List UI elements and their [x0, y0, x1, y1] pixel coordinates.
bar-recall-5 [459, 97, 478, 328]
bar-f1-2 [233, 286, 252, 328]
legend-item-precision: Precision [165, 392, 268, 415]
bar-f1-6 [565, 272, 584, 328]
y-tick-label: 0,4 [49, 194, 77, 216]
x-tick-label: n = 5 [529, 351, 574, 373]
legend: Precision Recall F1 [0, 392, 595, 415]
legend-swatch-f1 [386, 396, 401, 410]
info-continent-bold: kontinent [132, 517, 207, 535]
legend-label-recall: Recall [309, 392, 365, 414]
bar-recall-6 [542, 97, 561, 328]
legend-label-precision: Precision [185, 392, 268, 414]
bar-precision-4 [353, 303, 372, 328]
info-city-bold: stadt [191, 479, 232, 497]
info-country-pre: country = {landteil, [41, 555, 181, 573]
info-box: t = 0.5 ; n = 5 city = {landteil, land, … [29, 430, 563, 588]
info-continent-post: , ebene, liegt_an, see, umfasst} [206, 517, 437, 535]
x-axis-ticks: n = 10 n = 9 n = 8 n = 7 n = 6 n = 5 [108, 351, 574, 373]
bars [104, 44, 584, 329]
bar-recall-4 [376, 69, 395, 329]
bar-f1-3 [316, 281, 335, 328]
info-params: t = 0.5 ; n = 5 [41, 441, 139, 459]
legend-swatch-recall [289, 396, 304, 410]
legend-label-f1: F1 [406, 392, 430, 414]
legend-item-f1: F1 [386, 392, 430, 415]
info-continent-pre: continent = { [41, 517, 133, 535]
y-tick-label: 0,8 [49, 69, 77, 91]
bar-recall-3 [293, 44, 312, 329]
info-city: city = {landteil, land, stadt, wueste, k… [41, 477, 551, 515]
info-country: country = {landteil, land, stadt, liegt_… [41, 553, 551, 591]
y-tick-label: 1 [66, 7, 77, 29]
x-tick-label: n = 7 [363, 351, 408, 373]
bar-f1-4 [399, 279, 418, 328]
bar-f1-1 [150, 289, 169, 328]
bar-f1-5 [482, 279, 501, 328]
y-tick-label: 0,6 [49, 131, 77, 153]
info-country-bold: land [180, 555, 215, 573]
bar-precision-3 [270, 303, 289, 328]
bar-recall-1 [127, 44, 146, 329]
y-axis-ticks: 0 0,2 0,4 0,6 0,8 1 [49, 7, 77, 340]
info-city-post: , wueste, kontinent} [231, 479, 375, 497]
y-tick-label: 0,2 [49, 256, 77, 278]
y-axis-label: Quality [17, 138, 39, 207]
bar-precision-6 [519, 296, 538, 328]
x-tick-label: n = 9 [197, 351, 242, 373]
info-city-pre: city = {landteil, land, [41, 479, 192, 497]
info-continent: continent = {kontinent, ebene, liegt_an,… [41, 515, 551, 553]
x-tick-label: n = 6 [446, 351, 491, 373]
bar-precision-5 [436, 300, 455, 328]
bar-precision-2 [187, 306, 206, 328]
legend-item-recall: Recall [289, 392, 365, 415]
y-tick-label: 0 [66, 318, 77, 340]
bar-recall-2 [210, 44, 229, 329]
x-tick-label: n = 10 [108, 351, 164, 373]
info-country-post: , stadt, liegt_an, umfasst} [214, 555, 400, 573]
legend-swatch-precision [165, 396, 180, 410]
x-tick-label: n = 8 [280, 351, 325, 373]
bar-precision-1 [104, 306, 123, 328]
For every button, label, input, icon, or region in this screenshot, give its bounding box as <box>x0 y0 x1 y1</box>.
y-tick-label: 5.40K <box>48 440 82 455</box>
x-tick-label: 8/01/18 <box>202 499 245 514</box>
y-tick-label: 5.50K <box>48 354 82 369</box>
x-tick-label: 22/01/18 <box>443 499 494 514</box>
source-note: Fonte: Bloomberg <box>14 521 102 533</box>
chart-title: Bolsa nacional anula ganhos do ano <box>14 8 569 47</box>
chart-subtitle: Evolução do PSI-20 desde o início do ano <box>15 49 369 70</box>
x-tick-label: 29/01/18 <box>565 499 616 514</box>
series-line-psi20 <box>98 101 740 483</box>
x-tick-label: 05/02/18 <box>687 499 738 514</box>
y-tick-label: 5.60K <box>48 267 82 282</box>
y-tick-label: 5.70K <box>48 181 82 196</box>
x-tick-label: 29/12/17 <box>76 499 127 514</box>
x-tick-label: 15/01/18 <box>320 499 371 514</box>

## [Problem description]
Copy the material above word for word, starting at its very first line and ending with the line that contains "517, 437, 535]", both included.

## [Reply to the exercise]
List UI elements and their [x0, y0, x1, y1] pixel coordinates.
bar-recall-5 [459, 97, 478, 328]
bar-f1-2 [233, 286, 252, 328]
legend-item-precision: Precision [165, 392, 268, 415]
bar-f1-6 [565, 272, 584, 328]
y-tick-label: 0,4 [49, 194, 77, 216]
x-tick-label: n = 5 [529, 351, 574, 373]
legend: Precision Recall F1 [0, 392, 595, 415]
legend-swatch-f1 [386, 396, 401, 410]
info-continent-bold: kontinent [132, 517, 207, 535]
legend-label-recall: Recall [309, 392, 365, 414]
bar-recall-6 [542, 97, 561, 328]
legend-label-precision: Precision [185, 392, 268, 414]
bar-precision-4 [353, 303, 372, 328]
info-city-bold: stadt [191, 479, 232, 497]
info-country-pre: country = {landteil, [41, 555, 181, 573]
info-box: t = 0.5 ; n = 5 city = {landteil, land, … [29, 430, 563, 588]
info-continent-post: , ebene, liegt_an, see, umfasst} [206, 517, 437, 535]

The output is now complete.